Blocco di testo:
R: «Da più di una decina di giorni i lavori sono fermi in quanto gli americani, unilateralmente, hanno deciso di sospendere i lavori a seguito di tutta una serie di manifestazioni, di blocchi di lavoro in particolare, ma soprattutto dopo che per due giorni e mezzo la base è stata completamente bloccata. Non soltanto i lavori, ma sono stati bloccati tutti gli ingressi impedendo anche ai militari statunitensi di entrare dalla base. Proprio di fronte a questo scontro e a queste manifestazioni pacifiche al massimo, e di fronte anche alla richiesta formale del Governo Crocetta, gli americani hanno ritenuto opportuno sospendere i lavori. Sino ad ora abbiamo la conferma e la verifica che i lavori sono sospesi, ma non è in conseguenza solo dell’atto di Crocetta, che diventerà esecutivo solo dopo 30 giorni dalla sua emanazione.»
« E quindi, questi lavori verranno bloccati definitivamente?»
R: «Assolutamente no. Gli americani hanno detto chiaramente che li sospendevano per facilitare il dialogo e intanto di riaprire un rapporto. Evidentemente gli americani, a mio modesto parere, nel momento in cui hanno visto che era insostenibile continuare a lavorare quando ormai avevi gli occhi puntati di fronte a tutti, in una situazione particolare di vuoto di potere e si attendeva l’elezione parlamentare, probabilmente aspettavano una risoluzione politica molto più semplice. Questo obbliga i movimenti a stare 24 ore su 24 costantemente al presidio, e i blocchi sono pronti a ripartire nel momento in cui ci si accorgesse che gli americani mentono e iniziassero di nuovo coi lavori.»
« La richiesta di Crocetta potrebbe essere modificata?»

Consegna: Ripeti per intero e senza alcuna modifica il testo sulla sospensione dei lavori alla base. Le voci sono materiale separato, indipendente dal testo.

Informazioni estratte:

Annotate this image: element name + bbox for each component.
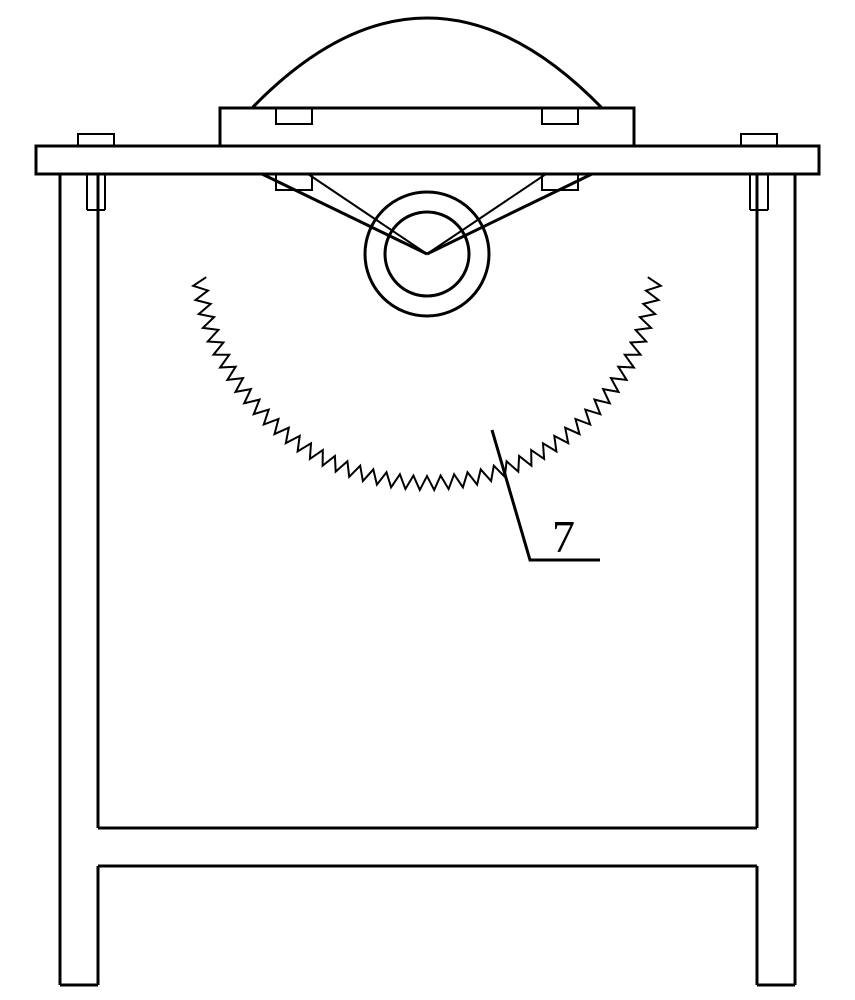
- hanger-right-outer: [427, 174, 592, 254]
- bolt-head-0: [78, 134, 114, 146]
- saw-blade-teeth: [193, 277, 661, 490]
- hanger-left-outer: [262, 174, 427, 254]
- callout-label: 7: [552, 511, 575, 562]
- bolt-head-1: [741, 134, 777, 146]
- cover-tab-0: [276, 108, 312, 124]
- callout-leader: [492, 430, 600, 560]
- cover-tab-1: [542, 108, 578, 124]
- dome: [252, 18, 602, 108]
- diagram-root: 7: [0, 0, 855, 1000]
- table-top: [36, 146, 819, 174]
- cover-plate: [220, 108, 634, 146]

* * *

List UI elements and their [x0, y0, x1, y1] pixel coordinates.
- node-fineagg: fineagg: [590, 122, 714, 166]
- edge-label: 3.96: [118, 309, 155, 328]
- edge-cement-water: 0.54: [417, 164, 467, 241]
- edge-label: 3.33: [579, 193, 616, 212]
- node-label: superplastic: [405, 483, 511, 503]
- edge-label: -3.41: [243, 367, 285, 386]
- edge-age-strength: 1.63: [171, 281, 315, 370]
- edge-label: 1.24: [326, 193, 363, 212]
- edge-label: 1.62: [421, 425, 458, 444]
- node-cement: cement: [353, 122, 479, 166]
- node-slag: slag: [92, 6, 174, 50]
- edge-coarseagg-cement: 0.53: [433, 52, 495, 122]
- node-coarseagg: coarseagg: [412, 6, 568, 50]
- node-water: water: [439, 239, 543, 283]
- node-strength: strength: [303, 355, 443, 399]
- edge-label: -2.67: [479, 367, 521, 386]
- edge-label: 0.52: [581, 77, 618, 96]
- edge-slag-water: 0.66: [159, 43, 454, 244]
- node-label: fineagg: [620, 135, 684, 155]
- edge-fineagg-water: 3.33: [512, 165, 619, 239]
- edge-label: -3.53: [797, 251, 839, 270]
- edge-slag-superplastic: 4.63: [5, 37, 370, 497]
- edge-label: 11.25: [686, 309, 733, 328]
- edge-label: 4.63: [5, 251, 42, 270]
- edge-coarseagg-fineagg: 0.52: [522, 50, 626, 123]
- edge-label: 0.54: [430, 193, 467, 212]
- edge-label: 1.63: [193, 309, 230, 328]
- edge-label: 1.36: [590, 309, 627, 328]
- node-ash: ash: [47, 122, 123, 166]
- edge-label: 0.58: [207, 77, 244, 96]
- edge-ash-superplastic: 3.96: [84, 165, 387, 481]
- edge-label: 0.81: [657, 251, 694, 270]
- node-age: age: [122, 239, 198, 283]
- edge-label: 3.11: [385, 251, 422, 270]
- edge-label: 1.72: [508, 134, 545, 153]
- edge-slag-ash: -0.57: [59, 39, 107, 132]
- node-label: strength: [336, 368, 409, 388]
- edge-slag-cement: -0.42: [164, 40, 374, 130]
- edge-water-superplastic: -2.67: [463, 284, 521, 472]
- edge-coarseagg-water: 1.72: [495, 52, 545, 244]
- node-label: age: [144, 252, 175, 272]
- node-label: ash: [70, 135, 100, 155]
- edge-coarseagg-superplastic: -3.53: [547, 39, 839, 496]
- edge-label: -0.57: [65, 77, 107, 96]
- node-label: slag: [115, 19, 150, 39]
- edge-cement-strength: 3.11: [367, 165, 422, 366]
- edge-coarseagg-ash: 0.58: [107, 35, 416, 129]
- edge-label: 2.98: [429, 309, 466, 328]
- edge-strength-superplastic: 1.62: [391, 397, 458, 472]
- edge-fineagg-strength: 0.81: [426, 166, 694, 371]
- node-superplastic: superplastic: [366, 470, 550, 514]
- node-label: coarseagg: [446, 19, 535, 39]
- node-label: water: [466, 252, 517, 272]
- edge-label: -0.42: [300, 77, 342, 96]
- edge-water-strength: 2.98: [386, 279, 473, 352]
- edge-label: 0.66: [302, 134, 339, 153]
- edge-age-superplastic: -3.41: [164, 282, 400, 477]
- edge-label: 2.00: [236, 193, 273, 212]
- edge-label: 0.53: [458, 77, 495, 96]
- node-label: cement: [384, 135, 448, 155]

---

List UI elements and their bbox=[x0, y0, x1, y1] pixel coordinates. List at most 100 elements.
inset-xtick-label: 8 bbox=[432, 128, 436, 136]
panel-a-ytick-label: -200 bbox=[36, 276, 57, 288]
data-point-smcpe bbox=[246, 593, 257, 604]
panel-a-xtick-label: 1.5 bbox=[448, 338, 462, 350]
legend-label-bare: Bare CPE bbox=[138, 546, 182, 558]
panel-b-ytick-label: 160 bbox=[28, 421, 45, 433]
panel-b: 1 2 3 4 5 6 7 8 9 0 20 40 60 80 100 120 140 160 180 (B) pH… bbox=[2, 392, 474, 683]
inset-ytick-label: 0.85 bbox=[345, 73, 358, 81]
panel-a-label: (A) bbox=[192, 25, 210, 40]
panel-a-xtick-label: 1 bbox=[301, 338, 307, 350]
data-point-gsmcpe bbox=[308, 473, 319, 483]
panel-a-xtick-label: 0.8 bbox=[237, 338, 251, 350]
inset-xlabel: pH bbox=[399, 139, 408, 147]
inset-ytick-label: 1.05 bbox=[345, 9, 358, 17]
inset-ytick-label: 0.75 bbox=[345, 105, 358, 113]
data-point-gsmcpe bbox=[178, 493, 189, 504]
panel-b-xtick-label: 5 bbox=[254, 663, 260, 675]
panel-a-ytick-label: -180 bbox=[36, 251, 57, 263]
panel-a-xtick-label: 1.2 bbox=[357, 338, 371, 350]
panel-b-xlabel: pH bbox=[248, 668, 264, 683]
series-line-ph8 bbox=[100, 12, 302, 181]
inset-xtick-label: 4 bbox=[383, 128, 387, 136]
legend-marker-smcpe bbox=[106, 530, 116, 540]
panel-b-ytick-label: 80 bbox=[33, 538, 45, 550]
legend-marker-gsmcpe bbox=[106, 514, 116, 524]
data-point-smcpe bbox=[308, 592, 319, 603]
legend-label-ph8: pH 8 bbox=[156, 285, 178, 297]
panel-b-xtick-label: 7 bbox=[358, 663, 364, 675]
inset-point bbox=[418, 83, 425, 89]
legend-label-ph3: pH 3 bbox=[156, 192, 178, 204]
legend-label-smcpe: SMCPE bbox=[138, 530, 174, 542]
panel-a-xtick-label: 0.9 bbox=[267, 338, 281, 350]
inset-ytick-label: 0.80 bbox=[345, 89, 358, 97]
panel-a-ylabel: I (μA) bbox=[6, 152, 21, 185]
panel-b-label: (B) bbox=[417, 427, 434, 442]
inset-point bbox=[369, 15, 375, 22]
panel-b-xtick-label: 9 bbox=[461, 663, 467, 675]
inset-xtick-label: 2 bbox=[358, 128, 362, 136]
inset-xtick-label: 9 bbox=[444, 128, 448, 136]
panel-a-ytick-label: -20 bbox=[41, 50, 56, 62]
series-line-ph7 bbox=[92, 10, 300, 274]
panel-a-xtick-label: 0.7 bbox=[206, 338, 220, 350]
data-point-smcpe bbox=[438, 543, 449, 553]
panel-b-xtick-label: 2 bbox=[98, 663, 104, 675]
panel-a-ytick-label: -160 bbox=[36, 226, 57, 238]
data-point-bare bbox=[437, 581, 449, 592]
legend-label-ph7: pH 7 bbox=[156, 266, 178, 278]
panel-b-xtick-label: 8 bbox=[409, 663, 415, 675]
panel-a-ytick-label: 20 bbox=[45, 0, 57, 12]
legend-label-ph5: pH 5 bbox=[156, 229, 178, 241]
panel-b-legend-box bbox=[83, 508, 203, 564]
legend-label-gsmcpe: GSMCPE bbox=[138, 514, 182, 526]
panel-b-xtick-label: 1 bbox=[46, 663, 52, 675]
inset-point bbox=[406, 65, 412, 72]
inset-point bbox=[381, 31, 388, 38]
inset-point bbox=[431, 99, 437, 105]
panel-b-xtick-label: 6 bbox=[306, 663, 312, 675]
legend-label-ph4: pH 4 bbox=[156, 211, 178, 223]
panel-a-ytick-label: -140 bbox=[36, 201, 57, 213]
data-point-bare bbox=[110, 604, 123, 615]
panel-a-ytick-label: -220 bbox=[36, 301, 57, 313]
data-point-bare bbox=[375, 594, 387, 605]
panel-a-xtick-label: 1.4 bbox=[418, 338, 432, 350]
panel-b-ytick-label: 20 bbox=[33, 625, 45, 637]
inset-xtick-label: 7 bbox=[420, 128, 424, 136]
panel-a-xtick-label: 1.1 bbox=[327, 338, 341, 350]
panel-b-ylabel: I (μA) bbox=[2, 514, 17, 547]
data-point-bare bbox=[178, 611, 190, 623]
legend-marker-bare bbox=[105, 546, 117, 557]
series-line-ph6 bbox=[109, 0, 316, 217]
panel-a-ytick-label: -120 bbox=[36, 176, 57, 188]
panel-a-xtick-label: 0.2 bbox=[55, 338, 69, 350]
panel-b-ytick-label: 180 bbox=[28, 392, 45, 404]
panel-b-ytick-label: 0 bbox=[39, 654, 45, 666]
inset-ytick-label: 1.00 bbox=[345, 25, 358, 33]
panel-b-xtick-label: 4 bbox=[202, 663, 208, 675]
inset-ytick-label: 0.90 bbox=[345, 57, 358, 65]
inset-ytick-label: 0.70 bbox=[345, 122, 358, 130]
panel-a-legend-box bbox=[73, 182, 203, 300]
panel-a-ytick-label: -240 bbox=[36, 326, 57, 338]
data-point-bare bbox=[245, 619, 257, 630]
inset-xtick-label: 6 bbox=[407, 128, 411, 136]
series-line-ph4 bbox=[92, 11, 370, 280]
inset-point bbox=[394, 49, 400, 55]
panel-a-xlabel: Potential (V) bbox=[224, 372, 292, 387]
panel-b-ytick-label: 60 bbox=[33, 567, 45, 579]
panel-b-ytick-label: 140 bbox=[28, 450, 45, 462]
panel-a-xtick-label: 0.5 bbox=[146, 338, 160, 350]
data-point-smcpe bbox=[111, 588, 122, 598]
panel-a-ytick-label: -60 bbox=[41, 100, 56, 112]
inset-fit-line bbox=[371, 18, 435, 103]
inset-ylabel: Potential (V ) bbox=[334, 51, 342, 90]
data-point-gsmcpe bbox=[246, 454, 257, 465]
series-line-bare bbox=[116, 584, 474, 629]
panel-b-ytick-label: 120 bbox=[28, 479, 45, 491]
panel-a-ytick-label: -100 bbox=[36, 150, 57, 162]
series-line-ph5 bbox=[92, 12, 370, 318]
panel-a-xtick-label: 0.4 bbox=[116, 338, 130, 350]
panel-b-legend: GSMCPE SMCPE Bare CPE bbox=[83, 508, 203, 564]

Esito esercizio:
R: «Da più di una decina di giorni i lavori sono fermi in quanto gli americani, unilateralmente, hanno deciso di sospendere i lavori a seguito di tutta una serie di manifestazioni, di blocchi di lavoro in particolare, ma soprattutto dopo che per due giorni e mezzo la base è stata completamente bloccata. Non soltanto i lavori, ma sono stati bloccati tutti gli ingressi impedendo anche ai militari statunitensi di entrare dalla base. Proprio di fronte a questo scontro e a queste manifestazioni pacifiche al massimo, e di fronte anche alla richiesta formale del Governo Crocetta, gli americani hanno ritenuto opportuno sospendere i lavori. Sino ad ora abbiamo la conferma e la verifica che i lavori sono sospesi, ma non è in conseguenza solo dell’atto di Crocetta, che diventerà esecutivo solo dopo 30 giorni dalla sua emanazione.»
« E quindi, questi lavori verranno bloccati definitivamente?»
R: «Assolutamente no. Gli americani hanno detto chiaramente che li sospendevano per facilitare il dialogo e intanto di riaprire un rapporto. Evidentemente gli americani, a mio modesto parere, nel momento in cui hanno visto che era insostenibile continuare a lavorare quando ormai avevi gli occhi puntati di fronte a tutti, in una situazione particolare di vuoto di potere e si attendeva l’elezione parlamentare, probabilmente aspettavano una risoluzione politica molto più semplice. Questo obbliga i movimenti a stare 24 ore su 24 costantemente al presidio, e i blocchi sono pronti a ripartire nel momento in cui ci si accorgesse che gli americani mentono e iniziassero di nuovo coi lavori.»
« La richiesta di Crocetta potrebbe essere modificata?»